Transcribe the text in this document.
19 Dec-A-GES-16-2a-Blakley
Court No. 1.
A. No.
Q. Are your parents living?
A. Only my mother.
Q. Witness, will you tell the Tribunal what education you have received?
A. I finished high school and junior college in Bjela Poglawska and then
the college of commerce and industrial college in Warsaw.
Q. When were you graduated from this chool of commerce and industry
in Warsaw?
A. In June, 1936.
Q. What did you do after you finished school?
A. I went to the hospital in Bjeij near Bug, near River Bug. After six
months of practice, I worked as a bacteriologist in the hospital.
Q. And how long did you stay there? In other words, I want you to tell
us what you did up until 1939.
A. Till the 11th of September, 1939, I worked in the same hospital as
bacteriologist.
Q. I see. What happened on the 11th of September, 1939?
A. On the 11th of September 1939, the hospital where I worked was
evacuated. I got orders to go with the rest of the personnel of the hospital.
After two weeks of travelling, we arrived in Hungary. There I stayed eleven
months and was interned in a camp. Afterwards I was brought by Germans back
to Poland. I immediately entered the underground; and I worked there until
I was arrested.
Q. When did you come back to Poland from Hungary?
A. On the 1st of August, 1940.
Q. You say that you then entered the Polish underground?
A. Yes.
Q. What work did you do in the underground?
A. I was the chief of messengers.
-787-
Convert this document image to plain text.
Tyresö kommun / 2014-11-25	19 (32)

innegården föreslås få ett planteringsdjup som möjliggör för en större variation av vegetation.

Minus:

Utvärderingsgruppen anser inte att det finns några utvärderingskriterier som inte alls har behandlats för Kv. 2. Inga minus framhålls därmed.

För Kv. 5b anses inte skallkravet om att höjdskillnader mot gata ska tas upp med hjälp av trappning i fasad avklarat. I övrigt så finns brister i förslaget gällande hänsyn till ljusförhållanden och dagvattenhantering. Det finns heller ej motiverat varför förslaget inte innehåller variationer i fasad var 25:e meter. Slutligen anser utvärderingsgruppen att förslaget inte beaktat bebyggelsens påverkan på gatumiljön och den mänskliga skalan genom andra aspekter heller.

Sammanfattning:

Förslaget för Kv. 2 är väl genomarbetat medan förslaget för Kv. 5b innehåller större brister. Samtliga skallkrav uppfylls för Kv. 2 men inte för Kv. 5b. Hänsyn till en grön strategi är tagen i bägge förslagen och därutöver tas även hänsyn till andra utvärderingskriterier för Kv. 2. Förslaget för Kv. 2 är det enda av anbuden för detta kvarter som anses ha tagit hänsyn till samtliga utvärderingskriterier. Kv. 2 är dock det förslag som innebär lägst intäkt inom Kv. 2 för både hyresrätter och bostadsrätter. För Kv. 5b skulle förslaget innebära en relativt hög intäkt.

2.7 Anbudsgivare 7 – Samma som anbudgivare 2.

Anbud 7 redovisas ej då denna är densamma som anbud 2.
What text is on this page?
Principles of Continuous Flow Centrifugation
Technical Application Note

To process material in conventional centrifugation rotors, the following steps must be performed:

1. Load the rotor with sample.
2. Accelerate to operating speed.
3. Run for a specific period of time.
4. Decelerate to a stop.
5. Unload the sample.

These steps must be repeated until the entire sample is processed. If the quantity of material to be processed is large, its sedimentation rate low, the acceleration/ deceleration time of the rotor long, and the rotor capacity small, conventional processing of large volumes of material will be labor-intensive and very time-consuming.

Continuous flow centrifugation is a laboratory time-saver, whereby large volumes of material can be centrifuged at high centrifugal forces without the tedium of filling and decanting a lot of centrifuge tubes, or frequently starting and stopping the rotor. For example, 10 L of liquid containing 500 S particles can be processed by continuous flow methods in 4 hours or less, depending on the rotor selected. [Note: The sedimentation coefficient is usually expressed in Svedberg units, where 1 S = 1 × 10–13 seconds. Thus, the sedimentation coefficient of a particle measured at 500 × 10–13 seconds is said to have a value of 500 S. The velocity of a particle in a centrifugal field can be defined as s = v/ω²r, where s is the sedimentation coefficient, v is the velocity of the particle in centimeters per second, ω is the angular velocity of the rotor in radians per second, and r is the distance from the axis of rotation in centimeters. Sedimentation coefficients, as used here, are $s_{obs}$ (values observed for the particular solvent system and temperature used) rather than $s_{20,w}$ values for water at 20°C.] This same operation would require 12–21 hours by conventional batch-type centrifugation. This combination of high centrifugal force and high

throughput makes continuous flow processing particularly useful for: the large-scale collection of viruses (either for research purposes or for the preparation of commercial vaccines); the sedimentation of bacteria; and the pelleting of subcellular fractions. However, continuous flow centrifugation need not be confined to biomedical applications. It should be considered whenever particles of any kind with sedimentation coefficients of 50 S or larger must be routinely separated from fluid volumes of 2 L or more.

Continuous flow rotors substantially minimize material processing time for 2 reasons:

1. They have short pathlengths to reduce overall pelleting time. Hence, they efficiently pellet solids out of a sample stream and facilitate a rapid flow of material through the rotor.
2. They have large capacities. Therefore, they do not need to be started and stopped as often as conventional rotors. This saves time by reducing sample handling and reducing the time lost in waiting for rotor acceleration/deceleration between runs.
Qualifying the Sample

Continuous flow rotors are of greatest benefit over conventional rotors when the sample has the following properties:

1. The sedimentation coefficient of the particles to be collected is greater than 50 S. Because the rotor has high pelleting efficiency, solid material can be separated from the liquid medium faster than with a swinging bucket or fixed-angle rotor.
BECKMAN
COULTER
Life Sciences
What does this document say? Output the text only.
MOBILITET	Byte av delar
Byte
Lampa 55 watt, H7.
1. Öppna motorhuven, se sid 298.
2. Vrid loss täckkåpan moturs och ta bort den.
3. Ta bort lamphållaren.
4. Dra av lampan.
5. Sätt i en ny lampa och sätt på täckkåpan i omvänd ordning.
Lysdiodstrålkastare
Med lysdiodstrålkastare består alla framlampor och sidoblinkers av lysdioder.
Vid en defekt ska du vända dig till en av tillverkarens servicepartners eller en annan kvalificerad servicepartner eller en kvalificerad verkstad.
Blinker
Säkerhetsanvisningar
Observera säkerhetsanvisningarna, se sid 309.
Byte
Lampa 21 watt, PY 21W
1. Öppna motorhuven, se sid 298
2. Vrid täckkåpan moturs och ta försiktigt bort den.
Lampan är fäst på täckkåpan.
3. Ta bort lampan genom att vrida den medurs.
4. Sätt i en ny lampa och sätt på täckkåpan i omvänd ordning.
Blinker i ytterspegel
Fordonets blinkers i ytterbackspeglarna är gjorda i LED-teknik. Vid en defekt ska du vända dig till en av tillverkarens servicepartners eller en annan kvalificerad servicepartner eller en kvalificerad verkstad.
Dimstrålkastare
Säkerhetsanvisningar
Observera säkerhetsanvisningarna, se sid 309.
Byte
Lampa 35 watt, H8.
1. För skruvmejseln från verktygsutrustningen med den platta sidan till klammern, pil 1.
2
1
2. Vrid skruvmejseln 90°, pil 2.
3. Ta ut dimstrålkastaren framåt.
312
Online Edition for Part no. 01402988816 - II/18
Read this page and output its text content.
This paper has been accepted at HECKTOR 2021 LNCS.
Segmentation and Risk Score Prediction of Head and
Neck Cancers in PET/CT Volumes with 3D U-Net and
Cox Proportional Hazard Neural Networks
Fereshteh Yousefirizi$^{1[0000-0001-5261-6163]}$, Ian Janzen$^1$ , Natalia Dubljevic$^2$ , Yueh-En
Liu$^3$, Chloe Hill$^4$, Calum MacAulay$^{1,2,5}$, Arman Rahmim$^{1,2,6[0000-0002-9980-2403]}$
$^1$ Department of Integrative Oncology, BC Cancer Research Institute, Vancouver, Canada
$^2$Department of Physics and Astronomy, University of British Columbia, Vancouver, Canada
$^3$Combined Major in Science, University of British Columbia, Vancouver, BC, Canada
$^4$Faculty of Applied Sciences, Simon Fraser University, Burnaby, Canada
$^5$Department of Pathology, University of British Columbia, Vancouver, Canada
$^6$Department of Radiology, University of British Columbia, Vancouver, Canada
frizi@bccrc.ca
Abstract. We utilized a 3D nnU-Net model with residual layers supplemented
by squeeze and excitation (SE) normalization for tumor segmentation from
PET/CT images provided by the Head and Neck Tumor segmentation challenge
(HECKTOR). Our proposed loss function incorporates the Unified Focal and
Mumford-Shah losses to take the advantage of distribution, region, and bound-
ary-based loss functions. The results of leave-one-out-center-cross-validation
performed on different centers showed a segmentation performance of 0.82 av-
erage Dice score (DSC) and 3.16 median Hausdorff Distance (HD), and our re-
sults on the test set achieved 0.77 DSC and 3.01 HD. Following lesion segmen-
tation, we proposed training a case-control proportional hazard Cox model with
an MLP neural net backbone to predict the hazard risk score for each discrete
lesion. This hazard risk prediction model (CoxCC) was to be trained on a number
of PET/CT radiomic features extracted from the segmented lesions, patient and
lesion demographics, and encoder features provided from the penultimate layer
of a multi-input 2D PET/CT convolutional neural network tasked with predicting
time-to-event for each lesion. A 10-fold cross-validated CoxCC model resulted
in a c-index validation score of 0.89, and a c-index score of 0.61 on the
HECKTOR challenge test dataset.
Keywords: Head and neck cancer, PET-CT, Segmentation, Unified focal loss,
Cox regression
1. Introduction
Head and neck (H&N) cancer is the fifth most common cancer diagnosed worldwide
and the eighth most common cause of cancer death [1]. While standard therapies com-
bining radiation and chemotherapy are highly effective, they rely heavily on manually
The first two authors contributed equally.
★ ★ ★ ★ ★
> Work order
Only a number is wanted here. How many lines in the material contain "CoxCC"?

> Finished exercise
2